Once the pictures are set aside, transcribe the remaining data exactly.

Data records:
------------------------
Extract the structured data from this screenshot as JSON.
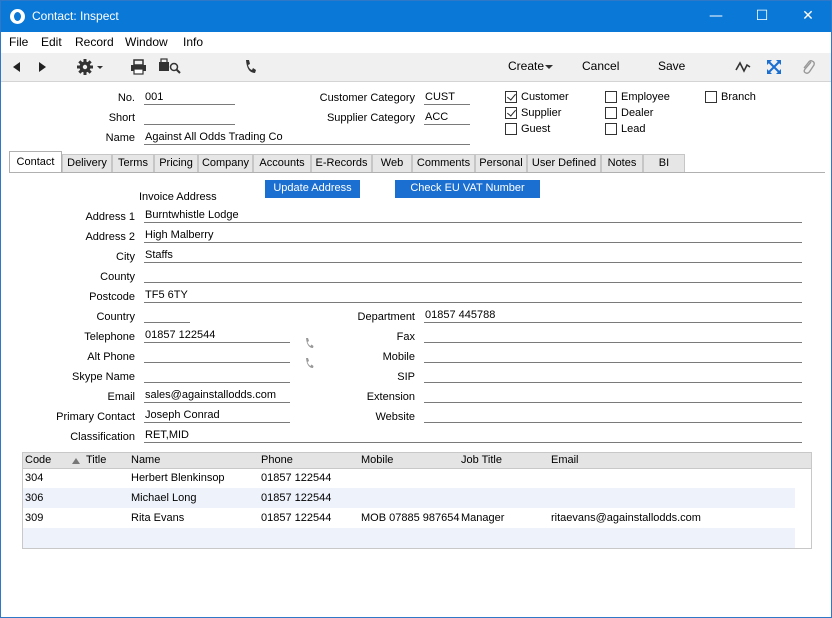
{
  "window": {
    "title": "Contact: Inspect",
    "controls": {
      "minimize": "—",
      "maximize": "☐",
      "close": "✕"
    }
  },
  "menu": [
    "File",
    "Edit",
    "Record",
    "Window",
    "Info"
  ],
  "toolbar": {
    "create_label": "Create",
    "cancel_label": "Cancel",
    "save_label": "Save",
    "icons": [
      "back-icon",
      "forward-icon",
      "gear-icon",
      "print-icon",
      "print-preview-icon",
      "phone-icon",
      "activity-icon",
      "expand-icon",
      "attachment-icon"
    ]
  },
  "header": {
    "no_label": "No.",
    "no_value": "001",
    "short_label": "Short",
    "short_value": "",
    "name_label": "Name",
    "name_value": "Against All Odds Trading Co",
    "customer_category_label": "Customer Category",
    "customer_category_value": "CUST",
    "supplier_category_label": "Supplier Category",
    "supplier_category_value": "ACC",
    "checkboxes": [
      {
        "label": "Customer",
        "checked": true
      },
      {
        "label": "Supplier",
        "checked": true
      },
      {
        "label": "Guest",
        "checked": false
      },
      {
        "label": "Employee",
        "checked": false
      },
      {
        "label": "Dealer",
        "checked": false
      },
      {
        "label": "Lead",
        "checked": false
      },
      {
        "label": "Branch",
        "checked": false
      }
    ]
  },
  "tabs": [
    "Contact",
    "Delivery",
    "Terms",
    "Pricing",
    "Company",
    "Accounts",
    "E-Records",
    "Web",
    "Comments",
    "Personal",
    "User Defined",
    "Notes",
    "BI"
  ],
  "active_tab": "Contact",
  "contact": {
    "invoice_address_label": "Invoice Address",
    "update_address_button": "Update Address",
    "check_vat_button": "Check EU VAT Number",
    "address1_label": "Address 1",
    "address1_value": "Burntwhistle Lodge",
    "address2_label": "Address 2",
    "address2_value": "High Malberry",
    "city_label": "City",
    "city_value": "Staffs",
    "county_label": "County",
    "county_value": "",
    "postcode_label": "Postcode",
    "postcode_value": "TF5 6TY",
    "country_label": "Country",
    "country_value": "",
    "telephone_label": "Telephone",
    "telephone_value": "01857 122544",
    "alt_phone_label": "Alt Phone",
    "alt_phone_value": "",
    "skype_label": "Skype Name",
    "skype_value": "",
    "email_label": "Email",
    "email_value": "sales@againstallodds.com",
    "primary_contact_label": "Primary Contact",
    "primary_contact_value": "Joseph Conrad",
    "classification_label": "Classification",
    "classification_value": "RET,MID",
    "department_label": "Department",
    "department_value": "01857 445788",
    "fax_label": "Fax",
    "fax_value": "",
    "mobile_label": "Mobile",
    "mobile_value": "",
    "sip_label": "SIP",
    "sip_value": "",
    "extension_label": "Extension",
    "extension_value": "",
    "website_label": "Website",
    "website_value": ""
  },
  "contacts_table": {
    "columns": [
      "Code",
      "Title",
      "Name",
      "Phone",
      "Mobile",
      "Job Title",
      "Email"
    ],
    "rows": [
      [
        "304",
        "",
        "Herbert Blenkinsop",
        "01857 122544",
        "",
        "",
        ""
      ],
      [
        "306",
        "",
        "Michael Long",
        "01857 122544",
        "",
        "",
        ""
      ],
      [
        "309",
        "",
        "Rita Evans",
        "01857 122544",
        "MOB 07885 987654",
        "Manager",
        "ritaevans@againstallodds.com"
      ]
    ]
  }
}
------------------------
*Finished answer*.
Extract the structured data from this screenshot as JSON.
{
  "window": {
    "title": "Contact: Inspect",
    "controls": {
      "minimize": "—",
      "maximize": "☐",
      "close": "✕"
    }
  },
  "menu": [
    "File",
    "Edit",
    "Record",
    "Window",
    "Info"
  ],
  "toolbar": {
    "create_label": "Create",
    "cancel_label": "Cancel",
    "save_label": "Save",
    "icons": [
      "back-icon",
      "forward-icon",
      "gear-icon",
      "print-icon",
      "print-preview-icon",
      "phone-icon",
      "activity-icon",
      "expand-icon",
      "attachment-icon"
    ]
  },
  "header": {
    "no_label": "No.",
    "no_value": "001",
    "short_label": "Short",
    "short_value": "",
    "name_label": "Name",
    "name_value": "Against All Odds Trading Co",
    "customer_category_label": "Customer Category",
    "customer_category_value": "CUST",
    "supplier_category_label": "Supplier Category",
    "supplier_category_value": "ACC",
    "checkboxes": [
      {
        "label": "Customer",
        "checked": true
      },
      {
        "label": "Supplier",
        "checked": true
      },
      {
        "label": "Guest",
        "checked": false
      },
      {
        "label": "Employee",
        "checked": false
      },
      {
        "label": "Dealer",
        "checked": false
      },
      {
        "label": "Lead",
        "checked": false
      },
      {
        "label": "Branch",
        "checked": false
      }
    ]
  },
  "tabs": [
    "Contact",
    "Delivery",
    "Terms",
    "Pricing",
    "Company",
    "Accounts",
    "E-Records",
    "Web",
    "Comments",
    "Personal",
    "User Defined",
    "Notes",
    "BI"
  ],
  "active_tab": "Contact",
  "contact": {
    "invoice_address_label": "Invoice Address",
    "update_address_button": "Update Address",
    "check_vat_button": "Check EU VAT Number",
    "address1_label": "Address 1",
    "address1_value": "Burntwhistle Lodge",
    "address2_label": "Address 2",
    "address2_value": "High Malberry",
    "city_label": "City",
    "city_value": "Staffs",
    "county_label": "County",
    "county_value": "",
    "postcode_label": "Postcode",
    "postcode_value": "TF5 6TY",
    "country_label": "Country",
    "country_value": "",
    "telephone_label": "Telephone",
    "telephone_value": "01857 122544",
    "alt_phone_label": "Alt Phone",
    "alt_phone_value": "",
    "skype_label": "Skype Name",
    "skype_value": "",
    "email_label": "Email",
    "email_value": "sales@againstallodds.com",
    "primary_contact_label": "Primary Contact",
    "primary_contact_value": "Joseph Conrad",
    "classification_label": "Classification",
    "classification_value": "RET,MID",
    "department_label": "Department",
    "department_value": "01857 445788",
    "fax_label": "Fax",
    "fax_value": "",
    "mobile_label": "Mobile",
    "mobile_value": "",
    "sip_label": "SIP",
    "sip_value": "",
    "extension_label": "Extension",
    "extension_value": "",
    "website_label": "Website",
    "website_value": ""
  },
  "contacts_table": {
    "columns": [
      "Code",
      "Title",
      "Name",
      "Phone",
      "Mobile",
      "Job Title",
      "Email"
    ],
    "rows": [
      [
        "304",
        "",
        "Herbert Blenkinsop",
        "01857 122544",
        "",
        "",
        ""
      ],
      [
        "306",
        "",
        "Michael Long",
        "01857 122544",
        "",
        "",
        ""
      ],
      [
        "309",
        "",
        "Rita Evans",
        "01857 122544",
        "MOB 07885 987654",
        "Manager",
        "ritaevans@againstallodds.com"
      ]
    ]
  }
}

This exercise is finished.